- _Exercise objective_
Each line of the material below should be reproduced exactly.

Dataset entries:
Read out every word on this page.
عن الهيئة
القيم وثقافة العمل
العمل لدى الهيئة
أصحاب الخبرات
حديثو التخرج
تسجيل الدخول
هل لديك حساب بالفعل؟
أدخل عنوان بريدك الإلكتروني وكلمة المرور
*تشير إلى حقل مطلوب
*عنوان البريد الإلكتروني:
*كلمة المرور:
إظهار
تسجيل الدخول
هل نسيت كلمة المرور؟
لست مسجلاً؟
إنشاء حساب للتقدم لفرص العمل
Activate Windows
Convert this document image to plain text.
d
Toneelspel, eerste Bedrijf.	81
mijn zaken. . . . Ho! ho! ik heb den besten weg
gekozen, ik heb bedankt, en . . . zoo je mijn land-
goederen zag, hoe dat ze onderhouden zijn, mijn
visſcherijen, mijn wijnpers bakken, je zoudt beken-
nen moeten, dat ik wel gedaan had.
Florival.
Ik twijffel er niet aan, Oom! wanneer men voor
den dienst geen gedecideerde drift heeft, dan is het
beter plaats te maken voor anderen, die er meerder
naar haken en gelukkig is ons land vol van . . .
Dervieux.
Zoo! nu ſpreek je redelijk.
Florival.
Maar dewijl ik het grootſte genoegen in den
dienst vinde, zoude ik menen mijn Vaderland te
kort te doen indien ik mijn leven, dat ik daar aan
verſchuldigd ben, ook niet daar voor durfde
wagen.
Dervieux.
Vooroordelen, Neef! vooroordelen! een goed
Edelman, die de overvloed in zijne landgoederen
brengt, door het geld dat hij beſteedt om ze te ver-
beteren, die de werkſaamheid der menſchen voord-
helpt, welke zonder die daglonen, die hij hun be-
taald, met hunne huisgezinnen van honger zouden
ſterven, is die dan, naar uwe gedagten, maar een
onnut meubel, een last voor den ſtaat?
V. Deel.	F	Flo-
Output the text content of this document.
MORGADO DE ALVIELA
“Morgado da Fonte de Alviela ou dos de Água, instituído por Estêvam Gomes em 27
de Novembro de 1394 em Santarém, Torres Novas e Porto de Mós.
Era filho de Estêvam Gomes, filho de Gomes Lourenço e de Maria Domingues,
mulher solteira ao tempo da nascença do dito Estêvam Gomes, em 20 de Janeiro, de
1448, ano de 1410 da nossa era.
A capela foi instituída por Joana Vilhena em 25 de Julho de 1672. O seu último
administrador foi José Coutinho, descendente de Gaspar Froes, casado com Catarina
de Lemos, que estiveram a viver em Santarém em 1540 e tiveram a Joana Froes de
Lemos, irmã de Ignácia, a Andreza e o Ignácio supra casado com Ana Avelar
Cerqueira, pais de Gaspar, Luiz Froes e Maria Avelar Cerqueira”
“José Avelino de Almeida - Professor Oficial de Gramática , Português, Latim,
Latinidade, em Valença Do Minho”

- _Solution to this exercise_
Read out every word on this page.
عن الهيئة
القيم وثقافة العمل
العمل لدى الهيئة
أصحاب الخبرات
حديثو التخرج
تسجيل الدخول
هل لديك حساب بالفعل؟
أدخل عنوان بريدك الإلكتروني وكلمة المرور
*تشير إلى حقل مطلوب
*عنوان البريد الإلكتروني:
*كلمة المرور:
إظهار
تسجيل الدخول
هل نسيت كلمة المرور؟
لست مسجلاً؟
إنشاء حساب للتقدم لفرص العمل
Activate Windows
Convert this document image to plain text.
d
Toneelspel, eerste Bedrijf.	81
mijn zaken. . . . Ho! ho! ik heb den besten weg
gekozen, ik heb bedankt, en . . . zoo je mijn land-
goederen zag, hoe dat ze onderhouden zijn, mijn
visſcherijen, mijn wijnpers bakken, je zoudt beken-
nen moeten, dat ik wel gedaan had.
Florival.
Ik twijffel er niet aan, Oom! wanneer men voor
den dienst geen gedecideerde drift heeft, dan is het
beter plaats te maken voor anderen, die er meerder
naar haken en gelukkig is ons land vol van . . .
Dervieux.
Zoo! nu ſpreek je redelijk.
Florival.
Maar dewijl ik het grootſte genoegen in den
dienst vinde, zoude ik menen mijn Vaderland te
kort te doen indien ik mijn leven, dat ik daar aan
verſchuldigd ben, ook niet daar voor durfde
wagen.
Dervieux.
Vooroordelen, Neef! vooroordelen! een goed
Edelman, die de overvloed in zijne landgoederen
brengt, door het geld dat hij beſteedt om ze te ver-
beteren, die de werkſaamheid der menſchen voord-
helpt, welke zonder die daglonen, die hij hun be-
taald, met hunne huisgezinnen van honger zouden
ſterven, is die dan, naar uwe gedagten, maar een
onnut meubel, een last voor den ſtaat?
V. Deel.	F	Flo-
Output the text content of this document.
MORGADO DE ALVIELA
“Morgado da Fonte de Alviela ou dos de Água, instituído por Estêvam Gomes em 27
de Novembro de 1394 em Santarém, Torres Novas e Porto de Mós.
Era filho de Estêvam Gomes, filho de Gomes Lourenço e de Maria Domingues,
mulher solteira ao tempo da nascença do dito Estêvam Gomes, em 20 de Janeiro, de
1448, ano de 1410 da nossa era.
A capela foi instituída por Joana Vilhena em 25 de Julho de 1672. O seu último
administrador foi José Coutinho, descendente de Gaspar Froes, casado com Catarina
de Lemos, que estiveram a viver em Santarém em 1540 e tiveram a Joana Froes de
Lemos, irmã de Ignácia, a Andreza e o Ignácio supra casado com Ana Avelar
Cerqueira, pais de Gaspar, Luiz Froes e Maria Avelar Cerqueira”
“José Avelino de Almeida - Professor Oficial de Gramática , Português, Latim,
Latinidade, em Valença Do Minho”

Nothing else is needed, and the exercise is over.